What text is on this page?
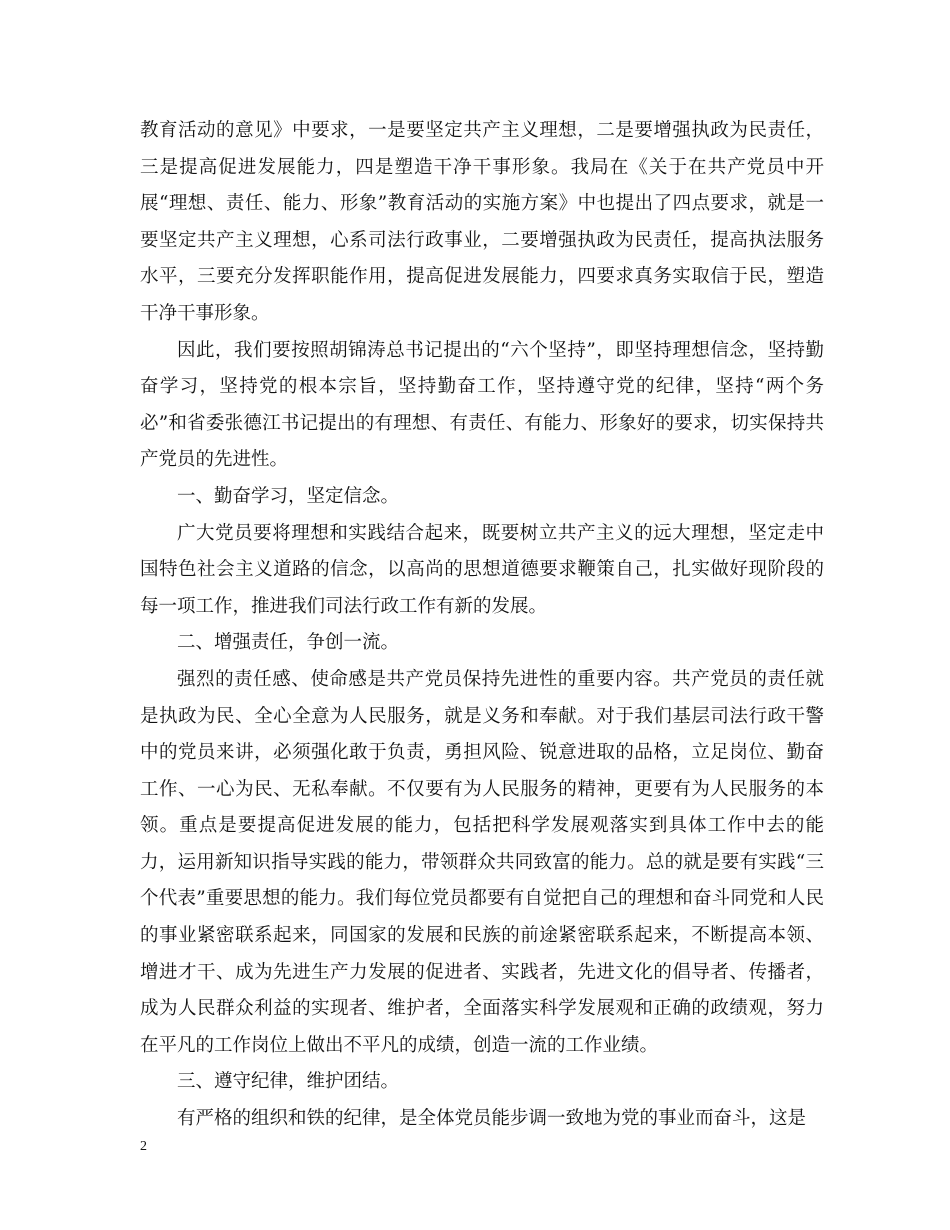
教育活动的意见》中要求，一是要坚定共产主义理想，二是要增强执政为民责任，三是提高促进发展能力，四是塑造干净干事形象。我局在《关于在共产党员中开展“理想、责任、能力、形象”教育活动的实施方案》中也提出了四点要求，就是一要坚定共产主义理想，心系司法行政事业，二要增强执政为民责任，提高执法服务水平，三要充分发挥职能作用，提高促进发展能力，四要求真务实取信于民，塑造干净干事形象。

因此，我们要按照胡锦涛总书记提出的“六个坚持”，即坚持理想信念，坚持勤奋学习，坚持党的根本宗旨，坚持勤奋工作，坚持遵守党的纪律，坚持“两个务必”和省委张德江书记提出的有理想、有责任、有能力、形象好的要求，切实保持共产党员的先进性。

一、勤奋学习，坚定信念。

广大党员要将理想和实践结合起来，既要树立共产主义的远大理想，坚定走中国特色社会主义道路的信念，以高尚的思想道德要求鞭策自己，扎实做好现阶段的每一项工作，推进我们司法行政工作有新的发展。

二、增强责任，争创一流。

强烈的责任感、使命感是共产党员保持先进性的重要内容。共产党员的责任就是执政为民、全心全意为人民服务，就是义务和奉献。对于我们基层司法行政干警中的党员来讲，必须强化敢于负责，勇担风险、锐意进取的品格，立足岗位、勤奋工作、一心为民、无私奉献。不仅要有为人民服务的精神，更要有为人民服务的本领。重点是要提高促进发展的能力，包括把科学发展观落实到具体工作中去的能力，运用新知识指导实践的能力，带领群众共同致富的能力。总的就是要有实践“三个代表”重要思想的能力。我们每位党员都要有自觉把自己的理想和奋斗同党和人民的事业紧密联系起来，同国家的发展和民族的前途紧密联系起来，不断提高本领、增进才干、成为先进生产力发展的促进者、实践者，先进文化的倡导者、传播者，成为人民群众利益的实现者、维护者，全面落实科学发展观和正确的政绩观，努力在平凡的工作岗位上做出不平凡的成绩，创造一流的工作业绩。

三、遵守纪律，维护团结。

有严格的组织和铁的纪律，是全体党员能步调一致地为党的事业而奋斗，这是

2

• [What to do]:
Quote the records above exactly, leaving out any pictures.

• [Task result]:
What text is on this page?
教育活动的意见》中要求，一是要坚定共产主义理想，二是要增强执政为民责任，三是提高促进发展能力，四是塑造干净干事形象。我局在《关于在共产党员中开展“理想、责任、能力、形象”教育活动的实施方案》中也提出了四点要求，就是一要坚定共产主义理想，心系司法行政事业，二要增强执政为民责任，提高执法服务水平，三要充分发挥职能作用，提高促进发展能力，四要求真务实取信于民，塑造干净干事形象。

因此，我们要按照胡锦涛总书记提出的“六个坚持”，即坚持理想信念，坚持勤奋学习，坚持党的根本宗旨，坚持勤奋工作，坚持遵守党的纪律，坚持“两个务必”和省委张德江书记提出的有理想、有责任、有能力、形象好的要求，切实保持共产党员的先进性。

一、勤奋学习，坚定信念。

广大党员要将理想和实践结合起来，既要树立共产主义的远大理想，坚定走中国特色社会主义道路的信念，以高尚的思想道德要求鞭策自己，扎实做好现阶段的每一项工作，推进我们司法行政工作有新的发展。

二、增强责任，争创一流。

强烈的责任感、使命感是共产党员保持先进性的重要内容。共产党员的责任就是执政为民、全心全意为人民服务，就是义务和奉献。对于我们基层司法行政干警中的党员来讲，必须强化敢于负责，勇担风险、锐意进取的品格，立足岗位、勤奋工作、一心为民、无私奉献。不仅要有为人民服务的精神，更要有为人民服务的本领。重点是要提高促进发展的能力，包括把科学发展观落实到具体工作中去的能力，运用新知识指导实践的能力，带领群众共同致富的能力。总的就是要有实践“三个代表”重要思想的能力。我们每位党员都要有自觉把自己的理想和奋斗同党和人民的事业紧密联系起来，同国家的发展和民族的前途紧密联系起来，不断提高本领、增进才干、成为先进生产力发展的促进者、实践者，先进文化的倡导者、传播者，成为人民群众利益的实现者、维护者，全面落实科学发展观和正确的政绩观，努力在平凡的工作岗位上做出不平凡的成绩，创造一流的工作业绩。

三、遵守纪律，维护团结。

有严格的组织和铁的纪律，是全体党员能步调一致地为党的事业而奋斗，这是

2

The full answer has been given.